• Record excerpts:
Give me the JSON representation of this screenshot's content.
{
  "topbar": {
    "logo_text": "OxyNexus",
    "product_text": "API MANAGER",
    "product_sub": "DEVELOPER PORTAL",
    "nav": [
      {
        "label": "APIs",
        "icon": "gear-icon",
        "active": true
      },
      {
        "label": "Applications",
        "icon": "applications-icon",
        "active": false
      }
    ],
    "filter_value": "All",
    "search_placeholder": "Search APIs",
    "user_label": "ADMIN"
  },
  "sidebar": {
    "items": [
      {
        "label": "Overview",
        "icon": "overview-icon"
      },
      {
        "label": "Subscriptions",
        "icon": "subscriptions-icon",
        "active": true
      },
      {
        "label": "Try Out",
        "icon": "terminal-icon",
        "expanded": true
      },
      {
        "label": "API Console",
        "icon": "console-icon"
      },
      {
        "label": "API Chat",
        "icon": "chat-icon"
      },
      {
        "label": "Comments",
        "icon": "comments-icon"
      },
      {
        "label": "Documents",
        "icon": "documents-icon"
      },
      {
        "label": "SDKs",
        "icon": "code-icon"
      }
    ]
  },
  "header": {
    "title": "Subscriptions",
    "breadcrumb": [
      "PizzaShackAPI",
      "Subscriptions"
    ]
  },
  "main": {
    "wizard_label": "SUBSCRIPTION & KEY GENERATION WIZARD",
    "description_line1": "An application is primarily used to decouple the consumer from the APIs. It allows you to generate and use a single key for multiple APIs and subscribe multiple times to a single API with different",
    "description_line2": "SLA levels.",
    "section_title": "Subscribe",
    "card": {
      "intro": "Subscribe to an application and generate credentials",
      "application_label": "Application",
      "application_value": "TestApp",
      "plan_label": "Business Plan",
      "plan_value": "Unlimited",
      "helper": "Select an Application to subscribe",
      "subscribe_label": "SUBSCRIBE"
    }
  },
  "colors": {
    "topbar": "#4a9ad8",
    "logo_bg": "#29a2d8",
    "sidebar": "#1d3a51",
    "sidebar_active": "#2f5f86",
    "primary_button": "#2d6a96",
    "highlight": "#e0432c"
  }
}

• Your instructions: Above are some records; extract every one of them exactly.

• Full answer:
Give me the JSON representation of this screenshot's content.
{
  "topbar": {
    "logo_text": "OxyNexus",
    "product_text": "API MANAGER",
    "product_sub": "DEVELOPER PORTAL",
    "nav": [
      {
        "label": "APIs",
        "icon": "gear-icon",
        "active": true
      },
      {
        "label": "Applications",
        "icon": "applications-icon",
        "active": false
      }
    ],
    "filter_value": "All",
    "search_placeholder": "Search APIs",
    "user_label": "ADMIN"
  },
  "sidebar": {
    "items": [
      {
        "label": "Overview",
        "icon": "overview-icon"
      },
      {
        "label": "Subscriptions",
        "icon": "subscriptions-icon",
        "active": true
      },
      {
        "label": "Try Out",
        "icon": "terminal-icon",
        "expanded": true
      },
      {
        "label": "API Console",
        "icon": "console-icon"
      },
      {
        "label": "API Chat",
        "icon": "chat-icon"
      },
      {
        "label": "Comments",
        "icon": "comments-icon"
      },
      {
        "label": "Documents",
        "icon": "documents-icon"
      },
      {
        "label": "SDKs",
        "icon": "code-icon"
      }
    ]
  },
  "header": {
    "title": "Subscriptions",
    "breadcrumb": [
      "PizzaShackAPI",
      "Subscriptions"
    ]
  },
  "main": {
    "wizard_label": "SUBSCRIPTION & KEY GENERATION WIZARD",
    "description_line1": "An application is primarily used to decouple the consumer from the APIs. It allows you to generate and use a single key for multiple APIs and subscribe multiple times to a single API with different",
    "description_line2": "SLA levels.",
    "section_title": "Subscribe",
    "card": {
      "intro": "Subscribe to an application and generate credentials",
      "application_label": "Application",
      "application_value": "TestApp",
      "plan_label": "Business Plan",
      "plan_value": "Unlimited",
      "helper": "Select an Application to subscribe",
      "subscribe_label": "SUBSCRIBE"
    }
  },
  "colors": {
    "topbar": "#4a9ad8",
    "logo_bg": "#29a2d8",
    "sidebar": "#1d3a51",
    "sidebar_active": "#2f5f86",
    "primary_button": "#2d6a96",
    "highlight": "#e0432c"
  }
}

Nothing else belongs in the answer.